Task prompt:
Before copying, set the images aside; then transcribe every entry below exactly.

Data for processing:
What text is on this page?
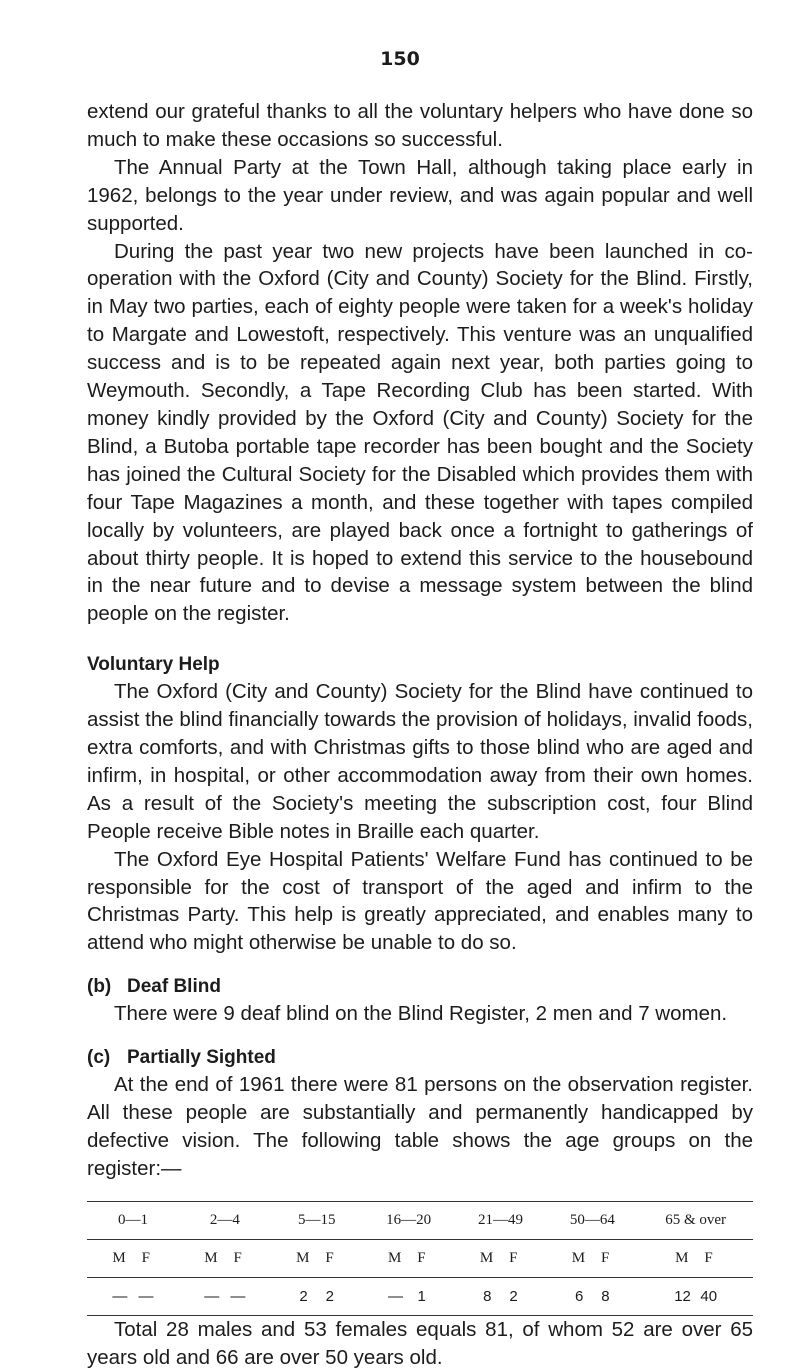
150

extend our grateful thanks to all the voluntary helpers who have done so much to make these occasions so successful.

The Annual Party at the Town Hall, although taking place early in 1962, belongs to the year under review, and was again popular and well supported.

During the past year two new projects have been launched in co-operation with the Oxford (City and County) Society for the Blind. Firstly, in May two parties, each of eighty people were taken for a week's holiday to Margate and Lowestoft, respectively. This venture was an unqualified success and is to be repeated again next year, both parties going to Weymouth. Secondly, a Tape Recording Club has been started. With money kindly provided by the Oxford (City and County) Society for the Blind, a Butoba portable tape recorder has been bought and the Society has joined the Cultural Society for the Disabled which provides them with four Tape Magazines a month, and these together with tapes compiled locally by volunteers, are played back once a fortnight to gatherings of about thirty people. It is hoped to extend this service to the housebound in the near future and to devise a message system between the blind people on the register.

Voluntary Help

The Oxford (City and County) Society for the Blind have continued to assist the blind financially towards the provision of holidays, invalid foods, extra comforts, and with Christmas gifts to those blind who are aged and infirm, in hospital, or other accommodation away from their own homes. As a result of the Society's meeting the subscription cost, four Blind People receive Bible notes in Braille each quarter.

The Oxford Eye Hospital Patients' Welfare Fund has continued to be responsible for the cost of transport of the aged and infirm to the Christmas Party. This help is greatly appreciated, and enables many to attend who might otherwise be unable to do so.

(b) Deaf Blind

There were 9 deaf blind on the Blind Register, 2 men and 7 women.

(c) Partially Sighted

At the end of 1961 there were 81 persons on the observation register. All these people are substantially and permanently handicapped by defective vision. The following table shows the age groups on the register:—

0—1	2—4	5—15	16—20	21—49	50—64	65 & over
M F	M F	M F	M F	M F	M F	M F
— —	— —	2 2	— 1	8 2	6 8	12 40

Total 28 males and 53 females equals 81, of whom 52 are over 65 years old and 66 are over 50 years old.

Written solution:
What text is on this page?
150

extend our grateful thanks to all the voluntary helpers who have done so much to make these occasions so successful.

The Annual Party at the Town Hall, although taking place early in 1962, belongs to the year under review, and was again popular and well supported.

During the past year two new projects have been launched in co-operation with the Oxford (City and County) Society for the Blind. Firstly, in May two parties, each of eighty people were taken for a week's holiday to Margate and Lowestoft, respectively. This venture was an unqualified success and is to be repeated again next year, both parties going to Weymouth. Secondly, a Tape Recording Club has been started. With money kindly provided by the Oxford (City and County) Society for the Blind, a Butoba portable tape recorder has been bought and the Society has joined the Cultural Society for the Disabled which provides them with four Tape Magazines a month, and these together with tapes compiled locally by volunteers, are played back once a fortnight to gatherings of about thirty people. It is hoped to extend this service to the housebound in the near future and to devise a message system between the blind people on the register.

Voluntary Help

The Oxford (City and County) Society for the Blind have continued to assist the blind financially towards the provision of holidays, invalid foods, extra comforts, and with Christmas gifts to those blind who are aged and infirm, in hospital, or other accommodation away from their own homes. As a result of the Society's meeting the subscription cost, four Blind People receive Bible notes in Braille each quarter.

The Oxford Eye Hospital Patients' Welfare Fund has continued to be responsible for the cost of transport of the aged and infirm to the Christmas Party. This help is greatly appreciated, and enables many to attend who might otherwise be unable to do so.

(b) Deaf Blind

There were 9 deaf blind on the Blind Register, 2 men and 7 women.

(c) Partially Sighted

At the end of 1961 there were 81 persons on the observation register. All these people are substantially and permanently handicapped by defective vision. The following table shows the age groups on the register:—

0—1	2—4	5—15	16—20	21—49	50—64	65 & over
M F	M F	M F	M F	M F	M F	M F
— —	— —	2 2	— 1	8 2	6 8	12 40

Total 28 males and 53 females equals 81, of whom 52 are over 65 years old and 66 are over 50 years old.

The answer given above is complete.